Dataset items
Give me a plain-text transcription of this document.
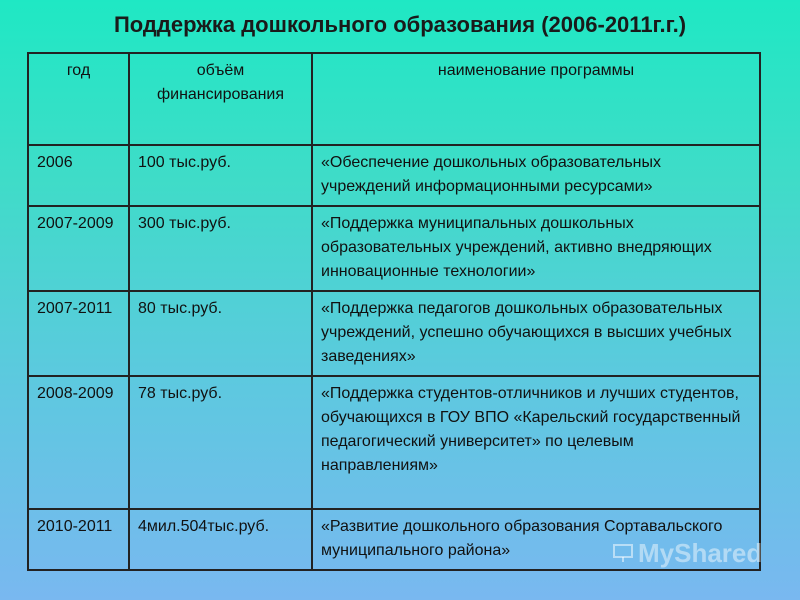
Поддержка дошкольного образования (2006-2011г.г.)
год	объём финансирования	наименование программы
2006	100 тыс.руб.	«Обеспечение дошкольных образовательных учреждений информационными ресурсами»
2007-2009	300 тыс.руб.	«Поддержка муниципальных дошкольных образовательных учреждений, активно внедряющих инновационные технологии»
2007-2011	80 тыс.руб.	«Поддержка педагогов дошкольных образовательных учреждений, успешно обучающихся в высших учебных заведениях»
2008-2009	78 тыс.руб.	«Поддержка студентов-отличников и лучших студентов, обучающихся в ГОУ ВПО «Карельский государственный педагогический университет» по целевым направлениям»
2010-2011	4мил.504тыс.руб.	«Развитие дошкольного образования Сортавальского муниципального района»	MyShared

Exercise directions
Your copy should repeat each entry above exactly but contain no pictures.

Result of the task
Give me a plain-text transcription of this document.
Поддержка дошкольного образования (2006-2011г.г.)
год	объём финансирования	наименование программы
2006	100 тыс.руб.	«Обеспечение дошкольных образовательных учреждений информационными ресурсами»
2007-2009	300 тыс.руб.	«Поддержка муниципальных дошкольных образовательных учреждений, активно внедряющих инновационные технологии»
2007-2011	80 тыс.руб.	«Поддержка педагогов дошкольных образовательных учреждений, успешно обучающихся в высших учебных заведениях»
2008-2009	78 тыс.руб.	«Поддержка студентов-отличников и лучших студентов, обучающихся в ГОУ ВПО «Карельский государственный педагогический университет» по целевым направлениям»
2010-2011	4мил.504тыс.руб.	«Развитие дошкольного образования Сортавальского муниципального района»	MyShared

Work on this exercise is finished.